PROBLEM TO SOLVE - Reproduce the material from the line containing "307, 1279, 362]" up to and including the line containing "219, 447, 234]", changing "axes-frame" to "plot-frame" and keeping all else unchanged.

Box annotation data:

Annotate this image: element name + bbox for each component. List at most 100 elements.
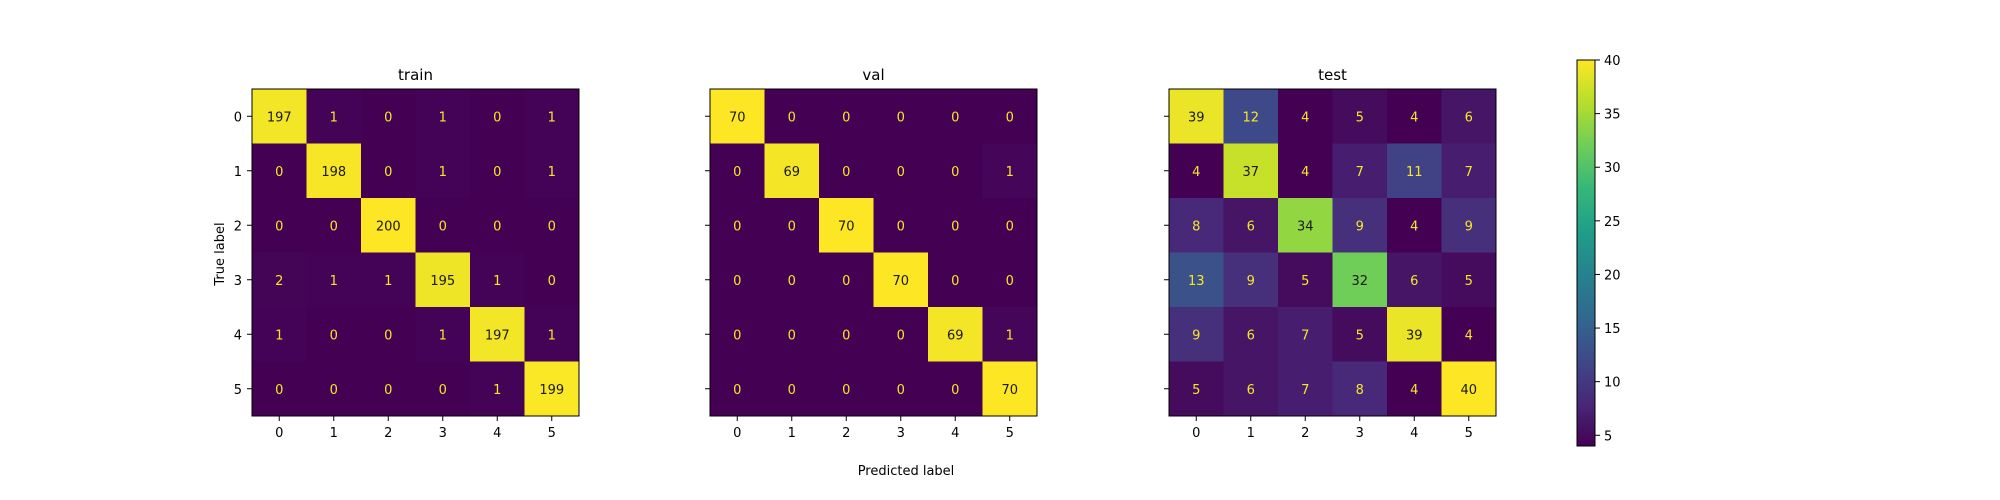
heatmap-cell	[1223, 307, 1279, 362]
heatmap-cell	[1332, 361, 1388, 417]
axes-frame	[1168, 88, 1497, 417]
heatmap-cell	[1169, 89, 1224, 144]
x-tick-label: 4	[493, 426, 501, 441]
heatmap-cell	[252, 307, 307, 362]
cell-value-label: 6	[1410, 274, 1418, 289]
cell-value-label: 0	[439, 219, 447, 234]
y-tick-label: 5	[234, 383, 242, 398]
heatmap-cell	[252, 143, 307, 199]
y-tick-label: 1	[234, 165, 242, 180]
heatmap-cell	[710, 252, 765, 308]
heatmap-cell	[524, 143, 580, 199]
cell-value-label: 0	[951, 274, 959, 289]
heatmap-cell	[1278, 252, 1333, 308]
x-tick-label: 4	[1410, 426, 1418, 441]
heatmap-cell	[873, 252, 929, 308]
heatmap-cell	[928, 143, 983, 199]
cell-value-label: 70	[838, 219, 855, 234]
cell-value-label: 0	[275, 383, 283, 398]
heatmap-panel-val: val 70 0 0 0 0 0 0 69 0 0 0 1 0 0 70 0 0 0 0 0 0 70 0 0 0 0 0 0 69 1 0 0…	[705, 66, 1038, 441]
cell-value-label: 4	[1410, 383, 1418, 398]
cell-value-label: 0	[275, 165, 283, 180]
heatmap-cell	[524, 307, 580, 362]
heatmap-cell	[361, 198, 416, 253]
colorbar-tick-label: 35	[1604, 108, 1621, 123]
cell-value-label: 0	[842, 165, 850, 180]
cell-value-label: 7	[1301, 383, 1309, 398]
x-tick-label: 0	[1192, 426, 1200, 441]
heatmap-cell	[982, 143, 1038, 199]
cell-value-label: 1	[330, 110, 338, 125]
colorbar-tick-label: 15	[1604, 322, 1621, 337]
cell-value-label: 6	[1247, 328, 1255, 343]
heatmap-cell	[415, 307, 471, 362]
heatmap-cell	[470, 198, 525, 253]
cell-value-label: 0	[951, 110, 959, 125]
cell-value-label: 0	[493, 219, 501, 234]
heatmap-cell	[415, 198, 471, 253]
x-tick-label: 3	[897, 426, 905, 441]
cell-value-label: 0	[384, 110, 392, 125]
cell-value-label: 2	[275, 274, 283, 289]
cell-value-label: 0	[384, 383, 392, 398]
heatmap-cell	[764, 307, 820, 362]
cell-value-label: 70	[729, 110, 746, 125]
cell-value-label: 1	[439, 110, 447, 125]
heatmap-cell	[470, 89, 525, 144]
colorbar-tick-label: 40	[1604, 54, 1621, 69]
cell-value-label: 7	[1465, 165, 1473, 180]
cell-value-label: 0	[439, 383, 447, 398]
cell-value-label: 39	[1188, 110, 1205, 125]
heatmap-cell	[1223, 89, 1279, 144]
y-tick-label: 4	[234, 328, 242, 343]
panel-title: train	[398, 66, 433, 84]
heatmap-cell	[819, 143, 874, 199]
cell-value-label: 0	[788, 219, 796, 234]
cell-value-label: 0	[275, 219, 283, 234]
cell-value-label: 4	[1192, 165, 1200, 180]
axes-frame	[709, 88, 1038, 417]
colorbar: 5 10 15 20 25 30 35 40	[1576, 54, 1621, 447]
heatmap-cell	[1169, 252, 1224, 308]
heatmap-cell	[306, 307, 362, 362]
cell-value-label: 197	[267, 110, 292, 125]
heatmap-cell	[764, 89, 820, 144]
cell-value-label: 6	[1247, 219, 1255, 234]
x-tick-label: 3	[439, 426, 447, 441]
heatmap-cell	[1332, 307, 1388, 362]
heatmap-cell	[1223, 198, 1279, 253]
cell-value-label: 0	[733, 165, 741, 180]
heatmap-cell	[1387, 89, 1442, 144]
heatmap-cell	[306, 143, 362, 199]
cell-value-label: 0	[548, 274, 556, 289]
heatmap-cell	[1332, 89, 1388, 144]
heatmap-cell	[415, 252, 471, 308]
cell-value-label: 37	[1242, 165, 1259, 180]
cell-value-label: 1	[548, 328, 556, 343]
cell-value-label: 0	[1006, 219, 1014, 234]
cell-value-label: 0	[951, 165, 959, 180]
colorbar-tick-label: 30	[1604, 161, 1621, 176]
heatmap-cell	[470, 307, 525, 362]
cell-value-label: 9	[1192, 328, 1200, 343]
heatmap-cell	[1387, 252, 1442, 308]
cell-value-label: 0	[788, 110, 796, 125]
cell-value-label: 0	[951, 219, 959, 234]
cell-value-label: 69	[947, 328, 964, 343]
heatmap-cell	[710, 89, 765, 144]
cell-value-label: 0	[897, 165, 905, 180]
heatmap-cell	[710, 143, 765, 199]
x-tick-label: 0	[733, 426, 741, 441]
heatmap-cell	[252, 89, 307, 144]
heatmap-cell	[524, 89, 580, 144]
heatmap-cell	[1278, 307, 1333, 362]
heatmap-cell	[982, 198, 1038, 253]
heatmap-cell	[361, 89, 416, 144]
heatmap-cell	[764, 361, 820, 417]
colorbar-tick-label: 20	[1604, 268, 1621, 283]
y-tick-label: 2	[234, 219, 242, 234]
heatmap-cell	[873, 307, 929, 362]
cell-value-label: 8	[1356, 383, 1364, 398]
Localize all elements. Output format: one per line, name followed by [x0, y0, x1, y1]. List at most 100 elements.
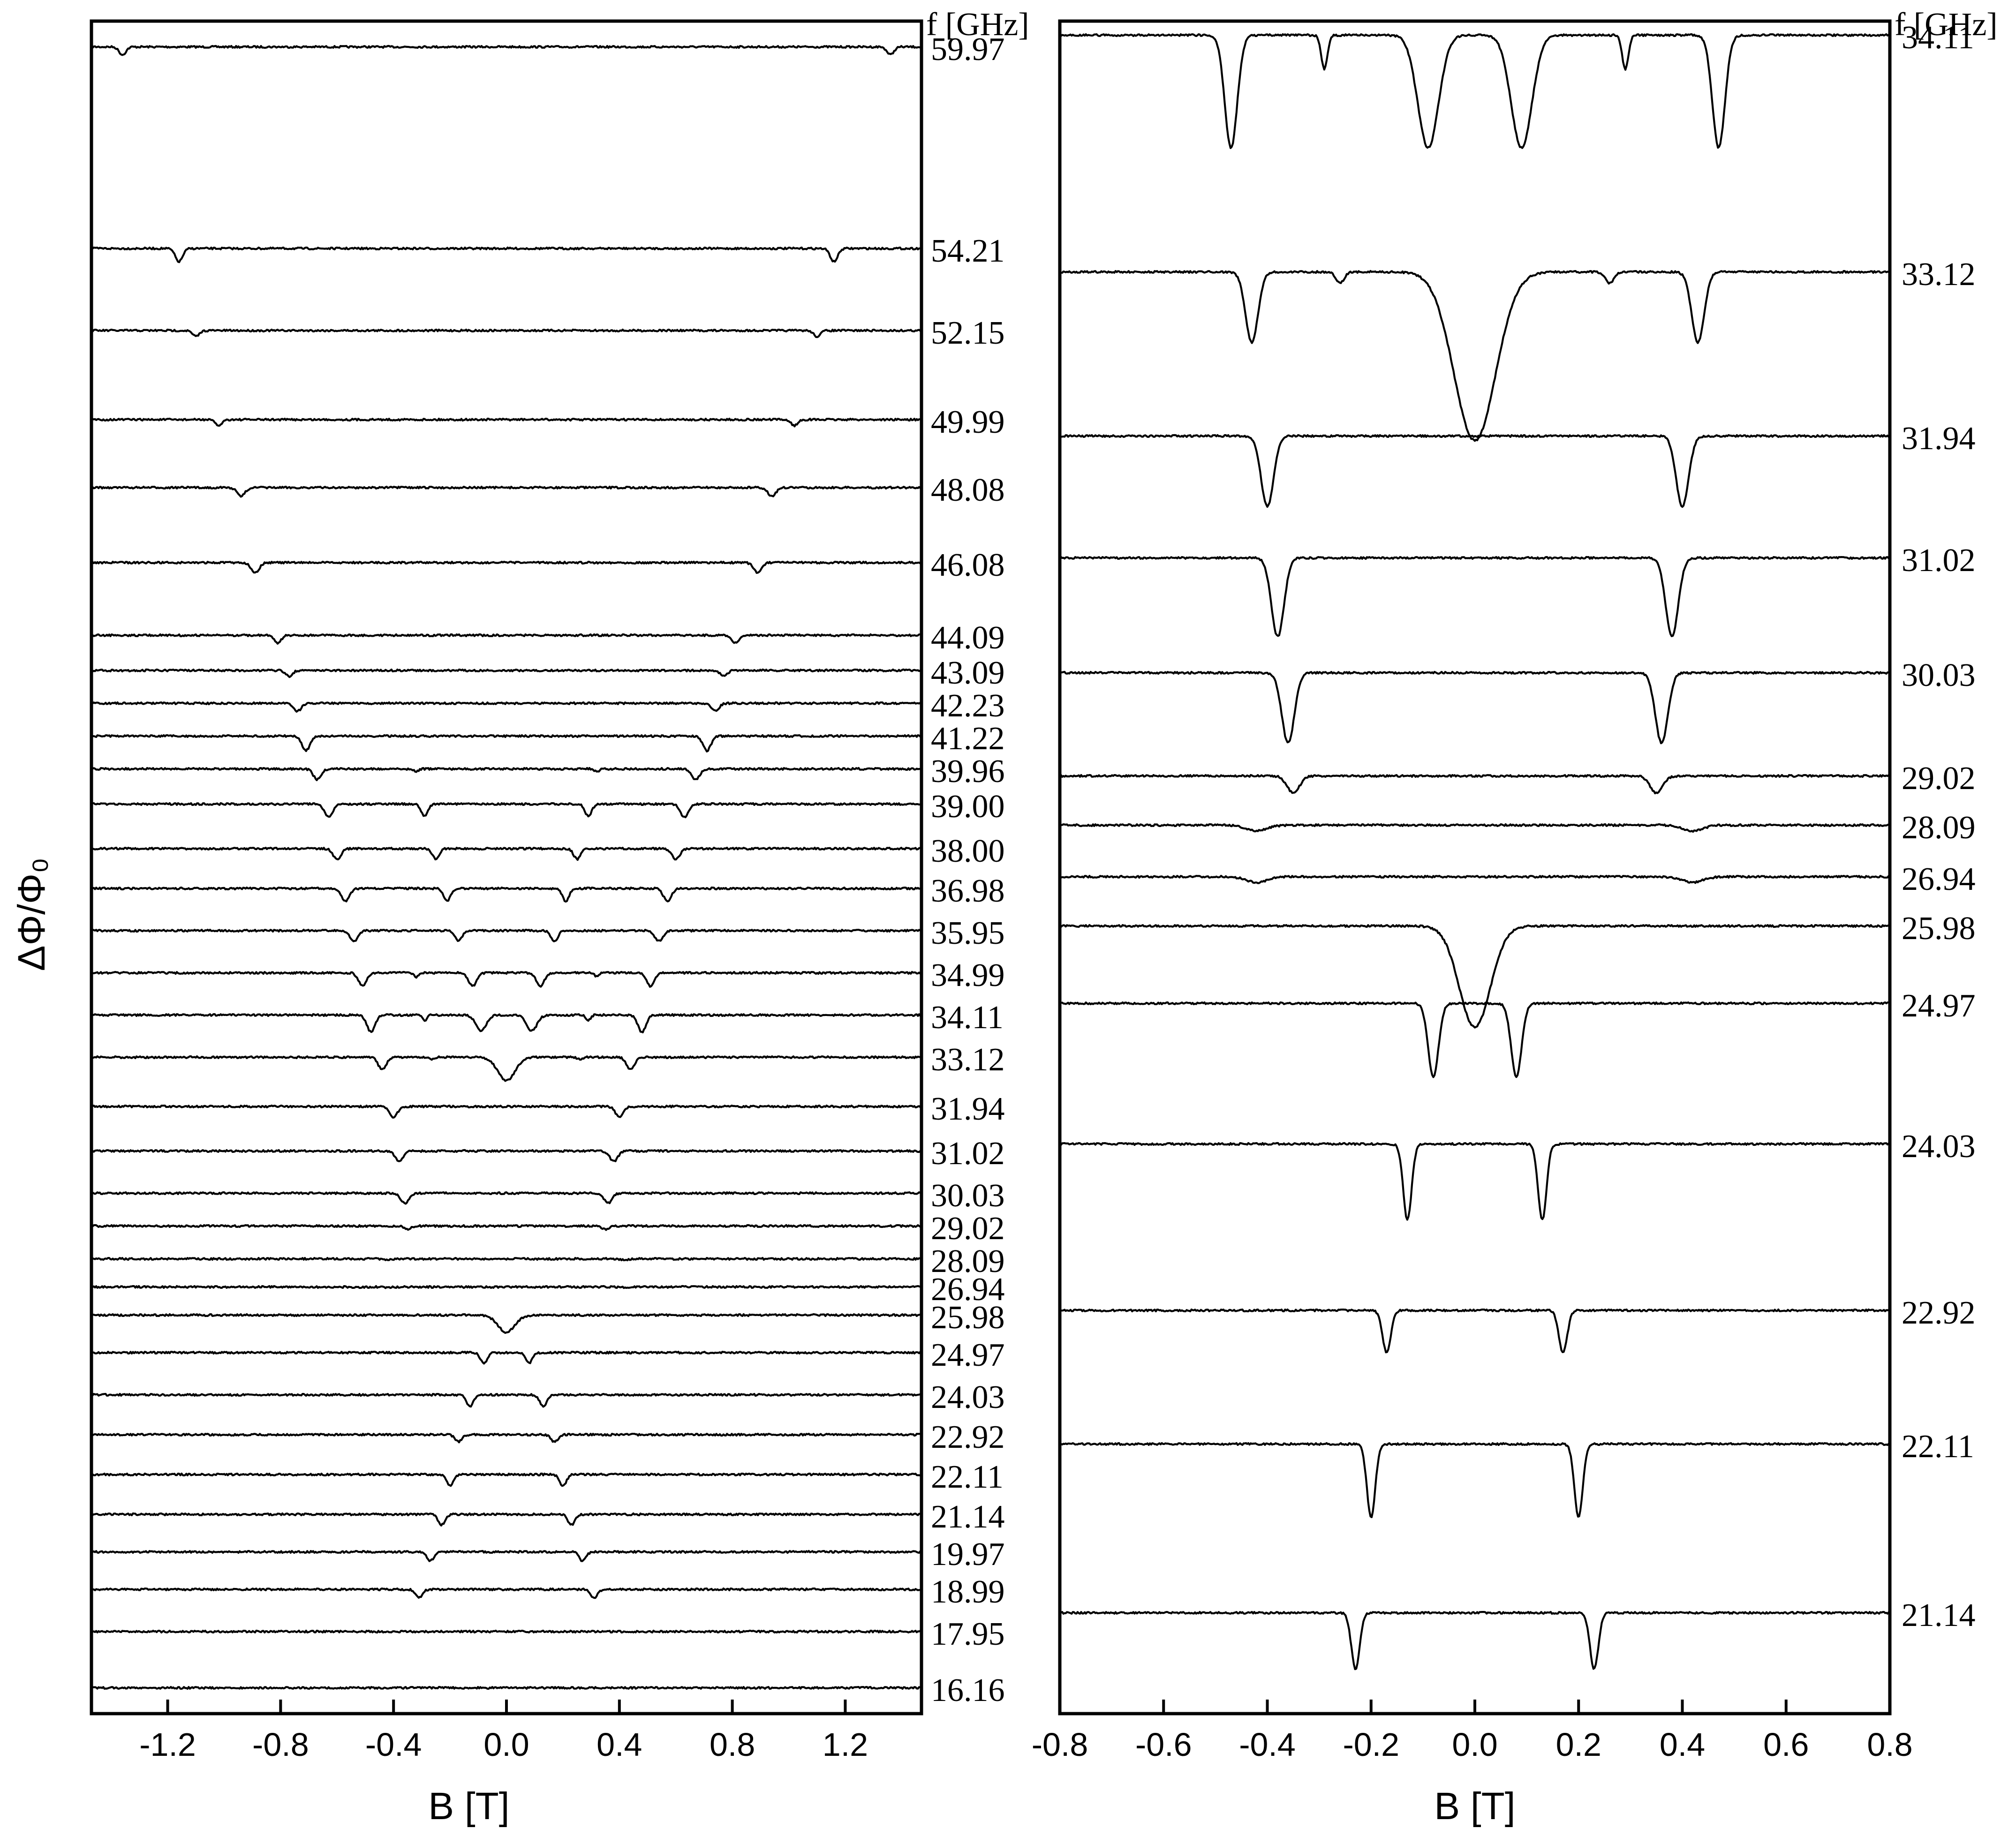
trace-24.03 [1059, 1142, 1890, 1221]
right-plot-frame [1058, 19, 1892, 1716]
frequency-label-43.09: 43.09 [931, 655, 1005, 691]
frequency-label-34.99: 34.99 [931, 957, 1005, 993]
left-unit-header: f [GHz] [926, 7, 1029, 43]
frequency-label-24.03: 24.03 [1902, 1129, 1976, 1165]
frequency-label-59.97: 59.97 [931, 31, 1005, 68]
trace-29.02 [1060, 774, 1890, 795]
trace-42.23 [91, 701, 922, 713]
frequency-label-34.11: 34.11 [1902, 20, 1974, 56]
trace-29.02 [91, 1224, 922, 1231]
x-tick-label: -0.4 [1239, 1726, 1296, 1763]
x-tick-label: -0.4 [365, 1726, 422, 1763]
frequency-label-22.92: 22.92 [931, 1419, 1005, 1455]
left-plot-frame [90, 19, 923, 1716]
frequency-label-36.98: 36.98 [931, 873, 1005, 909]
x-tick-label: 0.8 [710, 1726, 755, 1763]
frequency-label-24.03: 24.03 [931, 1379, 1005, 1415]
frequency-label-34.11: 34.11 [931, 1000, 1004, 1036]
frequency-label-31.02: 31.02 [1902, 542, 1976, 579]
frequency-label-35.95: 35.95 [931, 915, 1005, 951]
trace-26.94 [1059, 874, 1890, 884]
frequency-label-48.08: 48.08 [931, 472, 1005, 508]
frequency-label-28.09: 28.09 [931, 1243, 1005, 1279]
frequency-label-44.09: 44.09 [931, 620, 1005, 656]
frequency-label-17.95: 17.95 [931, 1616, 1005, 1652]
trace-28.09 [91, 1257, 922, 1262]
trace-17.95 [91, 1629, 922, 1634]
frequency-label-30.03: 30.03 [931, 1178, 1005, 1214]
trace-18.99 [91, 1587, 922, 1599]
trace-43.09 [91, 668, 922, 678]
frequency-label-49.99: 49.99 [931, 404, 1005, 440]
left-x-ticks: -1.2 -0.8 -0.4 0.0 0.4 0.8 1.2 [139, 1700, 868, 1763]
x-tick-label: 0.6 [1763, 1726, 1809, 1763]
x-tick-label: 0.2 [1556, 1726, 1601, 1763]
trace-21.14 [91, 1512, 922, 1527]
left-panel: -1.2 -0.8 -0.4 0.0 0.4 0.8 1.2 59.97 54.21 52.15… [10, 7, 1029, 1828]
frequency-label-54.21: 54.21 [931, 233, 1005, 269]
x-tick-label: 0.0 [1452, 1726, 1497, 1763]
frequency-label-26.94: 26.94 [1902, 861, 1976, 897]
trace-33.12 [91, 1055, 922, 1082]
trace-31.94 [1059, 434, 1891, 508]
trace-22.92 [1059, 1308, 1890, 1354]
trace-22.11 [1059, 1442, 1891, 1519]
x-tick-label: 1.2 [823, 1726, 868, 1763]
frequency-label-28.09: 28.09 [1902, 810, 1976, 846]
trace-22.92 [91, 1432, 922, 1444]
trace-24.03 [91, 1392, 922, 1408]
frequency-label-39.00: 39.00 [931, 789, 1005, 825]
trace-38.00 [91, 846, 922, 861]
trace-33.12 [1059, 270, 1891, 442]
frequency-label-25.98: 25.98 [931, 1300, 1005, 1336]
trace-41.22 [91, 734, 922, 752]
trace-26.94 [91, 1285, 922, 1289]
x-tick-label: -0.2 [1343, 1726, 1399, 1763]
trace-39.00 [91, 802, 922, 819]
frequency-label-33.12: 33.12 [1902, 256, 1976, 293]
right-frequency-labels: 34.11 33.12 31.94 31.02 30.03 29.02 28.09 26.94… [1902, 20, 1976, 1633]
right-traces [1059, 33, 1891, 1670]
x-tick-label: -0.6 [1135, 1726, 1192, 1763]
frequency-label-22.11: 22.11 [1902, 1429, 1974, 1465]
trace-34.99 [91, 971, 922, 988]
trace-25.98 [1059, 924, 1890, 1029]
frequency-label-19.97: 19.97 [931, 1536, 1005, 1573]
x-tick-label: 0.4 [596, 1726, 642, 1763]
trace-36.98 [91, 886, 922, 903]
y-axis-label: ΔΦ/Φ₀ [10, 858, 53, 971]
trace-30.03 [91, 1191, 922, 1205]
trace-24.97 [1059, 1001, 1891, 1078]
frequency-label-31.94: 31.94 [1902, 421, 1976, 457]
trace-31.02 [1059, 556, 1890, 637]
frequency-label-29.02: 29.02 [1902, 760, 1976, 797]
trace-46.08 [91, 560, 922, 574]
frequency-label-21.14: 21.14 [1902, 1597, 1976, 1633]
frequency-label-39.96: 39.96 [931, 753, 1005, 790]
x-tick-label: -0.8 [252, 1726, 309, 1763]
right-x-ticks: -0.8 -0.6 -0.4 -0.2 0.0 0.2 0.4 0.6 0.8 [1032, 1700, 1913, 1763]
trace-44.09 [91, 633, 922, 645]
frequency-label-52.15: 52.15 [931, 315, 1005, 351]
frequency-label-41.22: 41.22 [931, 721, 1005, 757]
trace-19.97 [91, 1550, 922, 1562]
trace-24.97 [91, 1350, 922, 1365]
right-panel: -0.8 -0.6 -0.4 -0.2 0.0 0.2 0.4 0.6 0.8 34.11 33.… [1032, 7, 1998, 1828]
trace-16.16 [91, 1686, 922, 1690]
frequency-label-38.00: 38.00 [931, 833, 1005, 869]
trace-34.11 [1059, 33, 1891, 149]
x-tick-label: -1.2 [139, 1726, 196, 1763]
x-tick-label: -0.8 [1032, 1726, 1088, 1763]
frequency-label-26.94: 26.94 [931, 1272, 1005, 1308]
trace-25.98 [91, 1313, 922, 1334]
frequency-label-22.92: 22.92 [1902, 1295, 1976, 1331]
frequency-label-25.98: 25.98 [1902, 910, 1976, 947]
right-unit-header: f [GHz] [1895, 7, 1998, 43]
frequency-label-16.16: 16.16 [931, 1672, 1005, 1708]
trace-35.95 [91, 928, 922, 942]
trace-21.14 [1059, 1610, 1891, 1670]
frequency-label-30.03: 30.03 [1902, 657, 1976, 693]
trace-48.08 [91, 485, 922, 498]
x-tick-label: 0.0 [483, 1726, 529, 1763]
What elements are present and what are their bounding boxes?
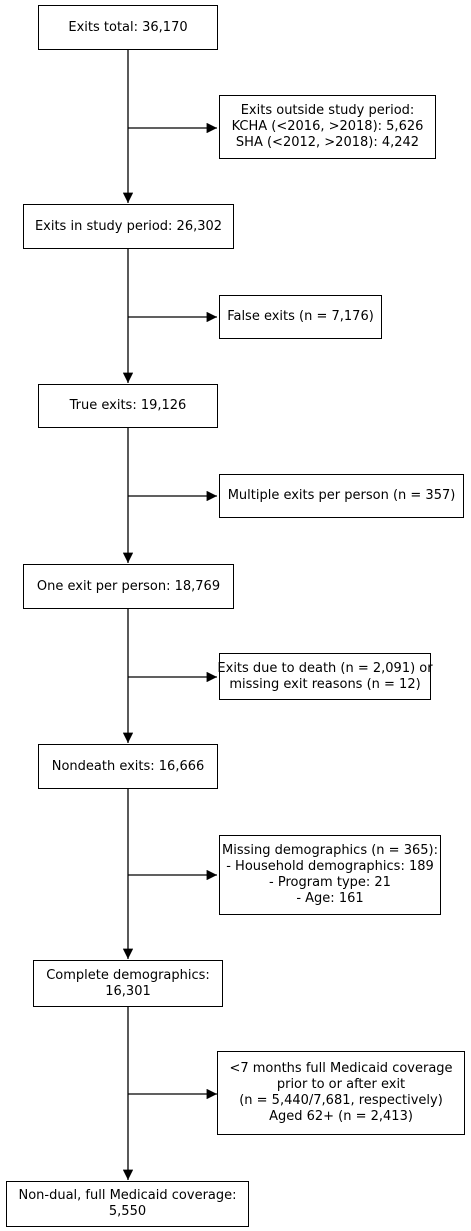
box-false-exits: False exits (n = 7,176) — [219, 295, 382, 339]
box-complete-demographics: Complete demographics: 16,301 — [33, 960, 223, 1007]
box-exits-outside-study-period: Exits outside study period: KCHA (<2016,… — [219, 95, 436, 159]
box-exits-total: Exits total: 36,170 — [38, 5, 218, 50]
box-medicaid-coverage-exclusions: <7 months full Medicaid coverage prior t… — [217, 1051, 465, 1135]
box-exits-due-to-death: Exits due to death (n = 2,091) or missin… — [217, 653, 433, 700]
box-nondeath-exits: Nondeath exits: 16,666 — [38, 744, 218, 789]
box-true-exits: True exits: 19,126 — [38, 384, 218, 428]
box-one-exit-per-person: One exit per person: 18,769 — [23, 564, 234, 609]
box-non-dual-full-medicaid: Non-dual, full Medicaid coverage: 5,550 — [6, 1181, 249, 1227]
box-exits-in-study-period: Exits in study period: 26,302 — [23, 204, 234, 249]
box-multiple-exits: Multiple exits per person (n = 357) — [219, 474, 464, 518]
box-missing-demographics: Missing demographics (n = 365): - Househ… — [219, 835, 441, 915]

FINAL RESULT -
heatmap-cell	[1223, 307, 1279, 362]
heatmap-cell	[1332, 361, 1388, 417]
plot-frame	[1168, 88, 1497, 417]
heatmap-cell	[1169, 89, 1224, 144]
x-tick-label: 4	[493, 426, 501, 441]
heatmap-cell	[252, 307, 307, 362]
cell-value-label: 6	[1410, 274, 1418, 289]
cell-value-label: 0	[439, 219, 447, 234]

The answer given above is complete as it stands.